**STATED EXERCISE**
Without the pictures, reproduce the records that follow exactly.

— begin STORED DATA —

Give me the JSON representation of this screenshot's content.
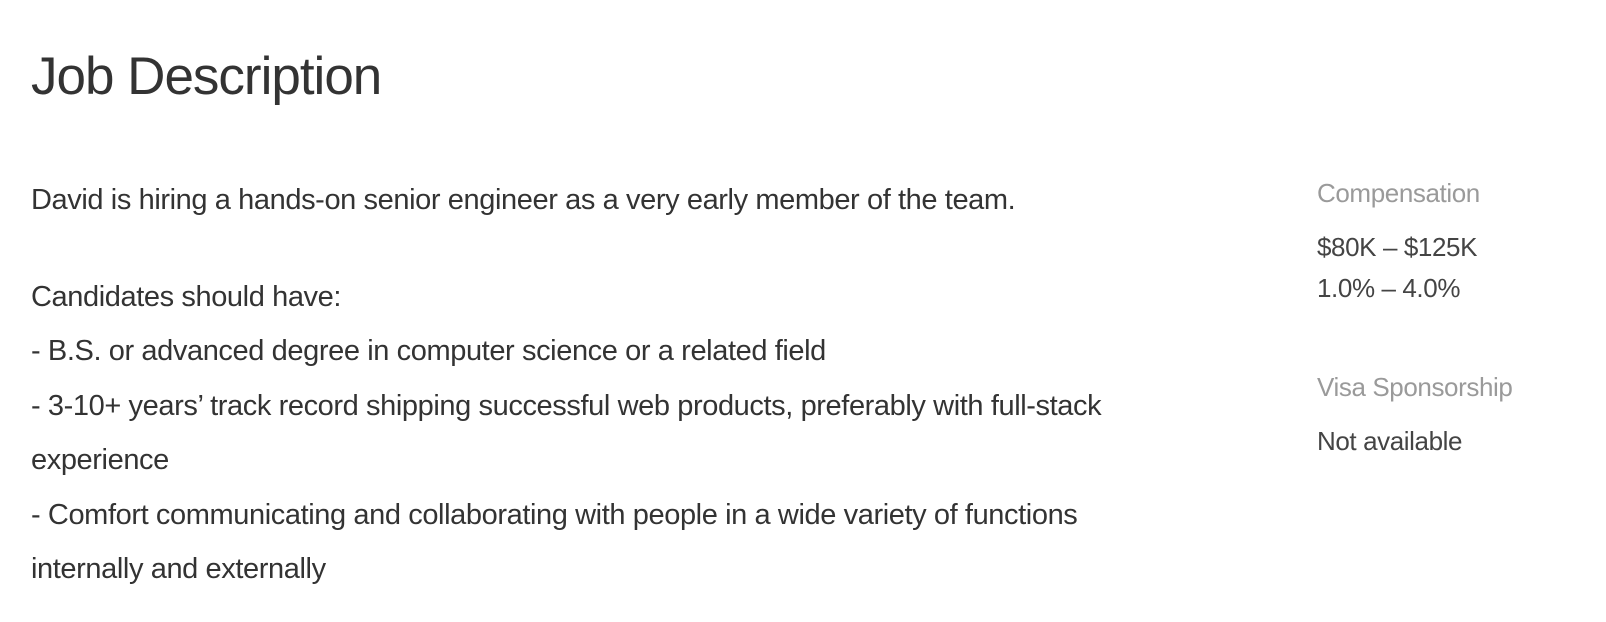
{
  "page": {
    "title": "Job Description"
  },
  "description": {
    "intro": "David is hiring a hands-on senior engineer as a very early member of the team.",
    "requirements_heading": "Candidates should have:",
    "requirements": [
      "- B.S. or advanced degree in computer science or a related field",
      "- 3-10+ years’ track record shipping successful web products, preferably with full-stack",
      "experience",
      "- Comfort communicating and collaborating with people in a wide variety of functions",
      "internally and externally"
    ]
  },
  "sidebar": {
    "compensation": {
      "label": "Compensation",
      "salary": "$80K – $125K",
      "equity": "1.0% – 4.0%"
    },
    "visa": {
      "label": "Visa Sponsorship",
      "value": "Not available"
    }
  }
}
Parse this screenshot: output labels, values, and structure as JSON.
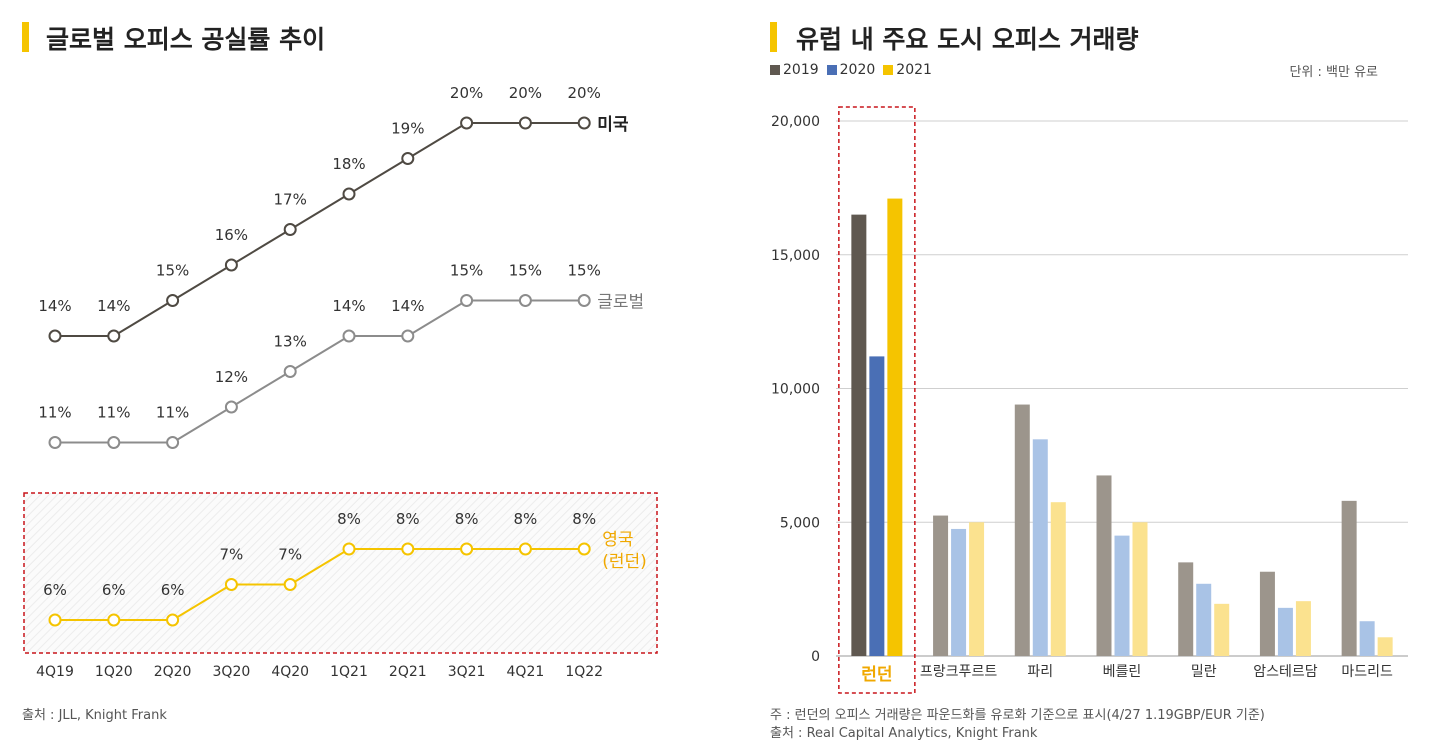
{
  "left": {
    "title": "글로벌 오피스 공실률 추이",
    "source": "출처 : JLL, Knight Frank"
  },
  "right": {
    "title": "유럽 내 주요 도시 오피스 거래량",
    "unit": "단위 : 백만 유로",
    "note": "주 : 런던의 오피스 거래량은 파운드화를 유로화 기준으로 표시(4/27 1.19GBP/EUR 기준)",
    "source": "출처 : Real Capital Analytics, Knight Frank"
  },
  "chart_data": [
    {
      "type": "line",
      "categories": [
        "4Q19",
        "1Q20",
        "2Q20",
        "3Q20",
        "4Q20",
        "1Q21",
        "2Q21",
        "3Q21",
        "4Q21",
        "1Q22"
      ],
      "series": [
        {
          "name": "미국",
          "values": [
            14,
            14,
            15,
            16,
            17,
            18,
            19,
            20,
            20,
            20
          ],
          "color": "#4f4a43"
        },
        {
          "name": "글로벌",
          "values": [
            11,
            11,
            11,
            12,
            13,
            14,
            14,
            15,
            15,
            15
          ],
          "color": "#8c8c8c"
        },
        {
          "name": "영국\n(런던)",
          "values": [
            6,
            6,
            6,
            7,
            7,
            8,
            8,
            8,
            8,
            8
          ],
          "color": "#f5c400"
        }
      ],
      "value_suffix": "%"
    },
    {
      "type": "bar",
      "categories": [
        "런던",
        "프랑크푸르트",
        "파리",
        "베를린",
        "밀란",
        "암스테르담",
        "마드리드"
      ],
      "series": [
        {
          "name": "2019",
          "values": [
            16500,
            5250,
            9400,
            6750,
            3500,
            3150,
            5800
          ],
          "color": "#5f5850",
          "muted": "#9c958c"
        },
        {
          "name": "2020",
          "values": [
            11200,
            4750,
            8100,
            4500,
            2700,
            1800,
            1300
          ],
          "color": "#4a6fb5",
          "muted": "#a9c3e6"
        },
        {
          "name": "2021",
          "values": [
            17100,
            5000,
            5750,
            5000,
            1950,
            2050,
            700
          ],
          "color": "#f5c400",
          "muted": "#fbe28f"
        }
      ],
      "yticks": [
        "0",
        "5,000",
        "10,000",
        "15,000",
        "20,000"
      ],
      "ylim": [
        0,
        20000
      ],
      "highlight": "런던"
    }
  ]
}
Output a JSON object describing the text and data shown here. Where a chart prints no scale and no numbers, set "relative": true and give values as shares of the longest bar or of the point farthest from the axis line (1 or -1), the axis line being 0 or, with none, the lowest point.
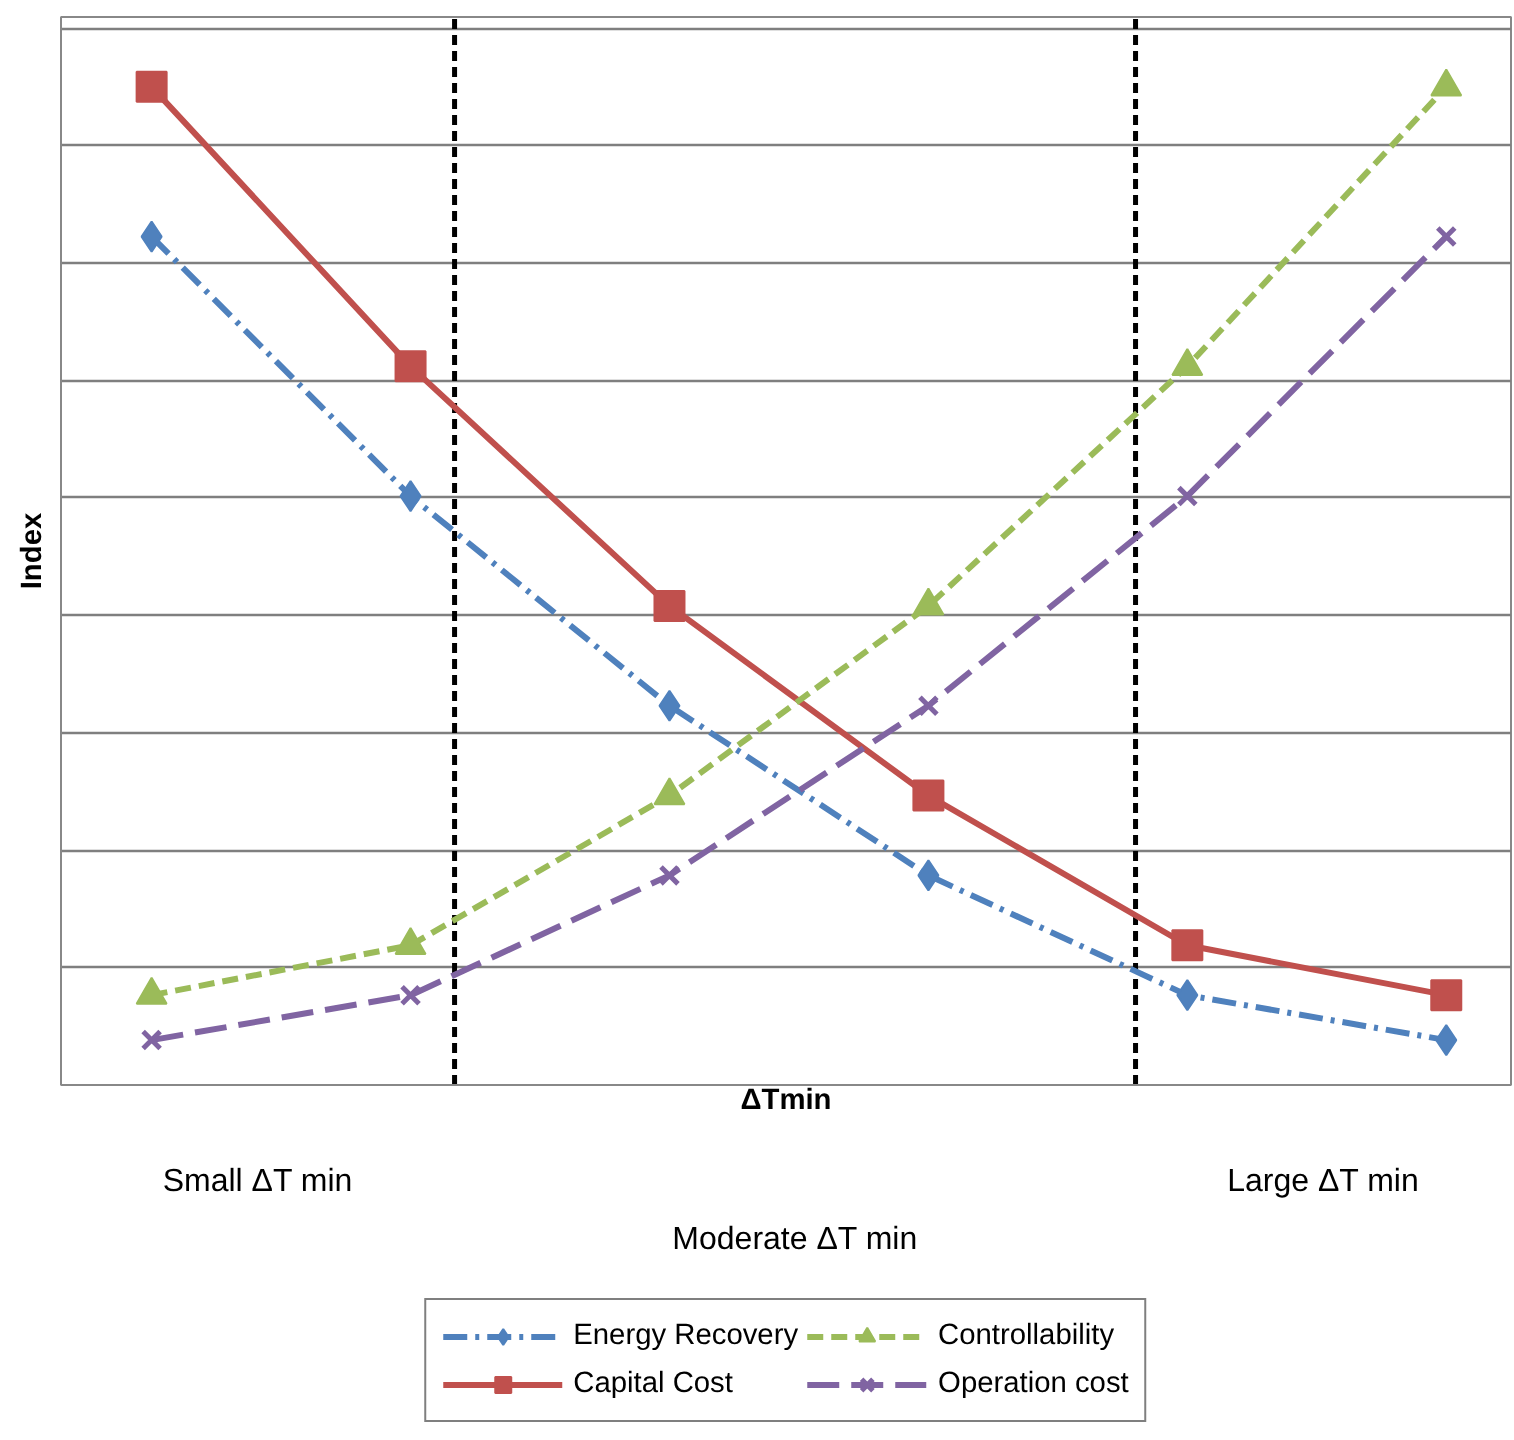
{
  "chart_data": {
    "type": "line",
    "relative": true,
    "xlabel": "ΔTmin",
    "ylabel": "Index",
    "categories": [
      null,
      null,
      null,
      null,
      null,
      null
    ],
    "series": [
      {
        "name": "Energy Recovery",
        "color": "#4f81bd",
        "marker": "diamond",
        "line_style": "dashdot",
        "values": [
          0.85,
          0.59,
          0.38,
          0.21,
          0.09,
          0.045
        ]
      },
      {
        "name": "Capital Cost",
        "color": "#c0504d",
        "marker": "square",
        "line_style": "solid",
        "values": [
          1,
          0.72,
          0.48,
          0.29,
          0.14,
          0.09
        ]
      },
      {
        "name": "Controllability",
        "color": "#9bbb59",
        "marker": "triangle",
        "line_style": "dashed",
        "values": [
          0.09,
          0.14,
          0.29,
          0.48,
          0.72,
          1
        ]
      },
      {
        "name": "Operation cost",
        "color": "#8064a2",
        "marker": "cross",
        "line_style": "longdash",
        "values": [
          0.045,
          0.09,
          0.21,
          0.38,
          0.59,
          0.85
        ]
      }
    ],
    "annotations": [
      "Small ΔT min",
      "Moderate ΔT min",
      "Large ΔT min"
    ],
    "grid": "y",
    "legend": "bottom"
  }
}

— end STORED DATA —

**CORRECT OUTPUT**
Give me the JSON representation of this screenshot's content.
{
  "page": {
    "title": "Job Description"
  },
  "description": {
    "intro": "David is hiring a hands-on senior engineer as a very early member of the team.",
    "requirements_heading": "Candidates should have:",
    "requirements": [
      "- B.S. or advanced degree in computer science or a related field",
      "- 3-10+ years’ track record shipping successful web products, preferably with full-stack",
      "experience",
      "- Comfort communicating and collaborating with people in a wide variety of functions",
      "internally and externally"
    ]
  },
  "sidebar": {
    "compensation": {
      "label": "Compensation",
      "salary": "$80K – $125K",
      "equity": "1.0% – 4.0%"
    },
    "visa": {
      "label": "Visa Sponsorship",
      "value": "Not available"
    }
  }
}
Parse this screenshot: output labels, values, and structure as JSON.
{
  "left": {
    "title": "글로벌 오피스 공실률 추이",
    "source": "출처 : JLL, Knight Frank"
  },
  "right": {
    "title": "유럽 내 주요 도시 오피스 거래량",
    "unit": "단위 : 백만 유로",
    "note": "주 : 런던의 오피스 거래량은 파운드화를 유로화 기준으로 표시(4/27 1.19GBP/EUR 기준)",
    "source": "출처 : Real Capital Analytics, Knight Frank"
  },
  "chart_data": [
    {
      "type": "line",
      "categories": [
        "4Q19",
        "1Q20",
        "2Q20",
        "3Q20",
        "4Q20",
        "1Q21",
        "2Q21",
        "3Q21",
        "4Q21",
        "1Q22"
      ],
      "series": [
        {
          "name": "미국",
          "values": [
            14,
            14,
            15,
            16,
            17,
            18,
            19,
            20,
            20,
            20
          ],
          "color": "#4f4a43"
        },
        {
          "name": "글로벌",
          "values": [
            11,
            11,
            11,
            12,
            13,
            14,
            14,
            15,
            15,
            15
          ],
          "color": "#8c8c8c"
        },
        {
          "name": "영국\n(런던)",
          "values": [
            6,
            6,
            6,
            7,
            7,
            8,
            8,
            8,
            8,
            8
          ],
          "color": "#f5c400"
        }
      ],
      "value_suffix": "%"
    },
    {
      "type": "bar",
      "categories": [
        "런던",
        "프랑크푸르트",
        "파리",
        "베를린",
        "밀란",
        "암스테르담",
        "마드리드"
      ],
      "series": [
        {
          "name": "2019",
          "values": [
            16500,
            5250,
            9400,
            6750,
            3500,
            3150,
            5800
          ],
          "color": "#5f5850",
          "muted": "#9c958c"
        },
        {
          "name": "2020",
          "values": [
            11200,
            4750,
            8100,
            4500,
            2700,
            1800,
            1300
          ],
          "color": "#4a6fb5",
          "muted": "#a9c3e6"
        },
        {
          "name": "2021",
          "values": [
            17100,
            5000,
            5750,
            5000,
            1950,
            2050,
            700
          ],
          "color": "#f5c400",
          "muted": "#fbe28f"
        }
      ],
      "yticks": [
        "0",
        "5,000",
        "10,000",
        "15,000",
        "20,000"
      ],
      "ylim": [
        0,
        20000
      ],
      "highlight": "런던"
    }
  ]
}
Output a JSON object describing the text and data shown here. Where a chart prints no scale and no numbers, set "relative": true and give values as shares of the longest bar or of the point farthest from the axis line (1 or -1), the axis line being 0 or, with none, the lowest point.
{
  "chart_data": {
    "type": "line",
    "relative": true,
    "xlabel": "ΔTmin",
    "ylabel": "Index",
    "categories": [
      null,
      null,
      null,
      null,
      null,
      null
    ],
    "series": [
      {
        "name": "Energy Recovery",
        "color": "#4f81bd",
        "marker": "diamond",
        "line_style": "dashdot",
        "values": [
          0.85,
          0.59,
          0.38,
          0.21,
          0.09,
          0.045
        ]
      },
      {
        "name": "Capital Cost",
        "color": "#c0504d",
        "marker": "square",
        "line_style": "solid",
        "values": [
          1,
          0.72,
          0.48,
          0.29,
          0.14,
          0.09
        ]
      },
      {
        "name": "Controllability",
        "color": "#9bbb59",
        "marker": "triangle",
        "line_style": "dashed",
        "values": [
          0.09,
          0.14,
          0.29,
          0.48,
          0.72,
          1
        ]
      },
      {
        "name": "Operation cost",
        "color": "#8064a2",
        "marker": "cross",
        "line_style": "longdash",
        "values": [
          0.045,
          0.09,
          0.21,
          0.38,
          0.59,
          0.85
        ]
      }
    ],
    "annotations": [
      "Small ΔT min",
      "Moderate ΔT min",
      "Large ΔT min"
    ],
    "grid": "y",
    "legend": "bottom"
  }
}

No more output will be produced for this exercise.